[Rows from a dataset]
-------

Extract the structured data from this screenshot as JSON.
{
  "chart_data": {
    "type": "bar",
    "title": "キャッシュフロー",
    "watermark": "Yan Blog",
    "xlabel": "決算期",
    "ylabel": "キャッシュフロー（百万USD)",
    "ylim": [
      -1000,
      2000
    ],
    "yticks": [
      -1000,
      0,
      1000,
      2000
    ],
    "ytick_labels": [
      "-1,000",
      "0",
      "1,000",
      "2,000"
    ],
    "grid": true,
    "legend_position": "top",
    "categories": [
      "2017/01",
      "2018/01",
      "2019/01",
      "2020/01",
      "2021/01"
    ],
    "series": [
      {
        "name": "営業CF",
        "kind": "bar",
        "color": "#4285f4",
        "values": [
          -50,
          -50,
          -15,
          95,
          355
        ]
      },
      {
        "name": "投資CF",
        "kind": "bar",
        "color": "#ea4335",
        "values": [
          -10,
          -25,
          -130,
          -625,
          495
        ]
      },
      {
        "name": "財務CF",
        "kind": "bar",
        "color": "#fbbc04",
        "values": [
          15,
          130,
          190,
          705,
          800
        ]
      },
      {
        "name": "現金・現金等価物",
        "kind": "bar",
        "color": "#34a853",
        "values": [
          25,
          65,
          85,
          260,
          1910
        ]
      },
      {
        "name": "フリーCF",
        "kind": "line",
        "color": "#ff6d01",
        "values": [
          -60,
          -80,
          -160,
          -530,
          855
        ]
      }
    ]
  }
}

-------

> [INSTRUCTION]: Reproduce the full set of records precisely.

> [RESULT OF THIS TASK]:
Extract the structured data from this screenshot as JSON.
{
  "chart_data": {
    "type": "bar",
    "title": "キャッシュフロー",
    "watermark": "Yan Blog",
    "xlabel": "決算期",
    "ylabel": "キャッシュフロー（百万USD)",
    "ylim": [
      -1000,
      2000
    ],
    "yticks": [
      -1000,
      0,
      1000,
      2000
    ],
    "ytick_labels": [
      "-1,000",
      "0",
      "1,000",
      "2,000"
    ],
    "grid": true,
    "legend_position": "top",
    "categories": [
      "2017/01",
      "2018/01",
      "2019/01",
      "2020/01",
      "2021/01"
    ],
    "series": [
      {
        "name": "営業CF",
        "kind": "bar",
        "color": "#4285f4",
        "values": [
          -50,
          -50,
          -15,
          95,
          355
        ]
      },
      {
        "name": "投資CF",
        "kind": "bar",
        "color": "#ea4335",
        "values": [
          -10,
          -25,
          -130,
          -625,
          495
        ]
      },
      {
        "name": "財務CF",
        "kind": "bar",
        "color": "#fbbc04",
        "values": [
          15,
          130,
          190,
          705,
          800
        ]
      },
      {
        "name": "現金・現金等価物",
        "kind": "bar",
        "color": "#34a853",
        "values": [
          25,
          65,
          85,
          260,
          1910
        ]
      },
      {
        "name": "フリーCF",
        "kind": "line",
        "color": "#ff6d01",
        "values": [
          -60,
          -80,
          -160,
          -530,
          855
        ]
      }
    ]
  }
}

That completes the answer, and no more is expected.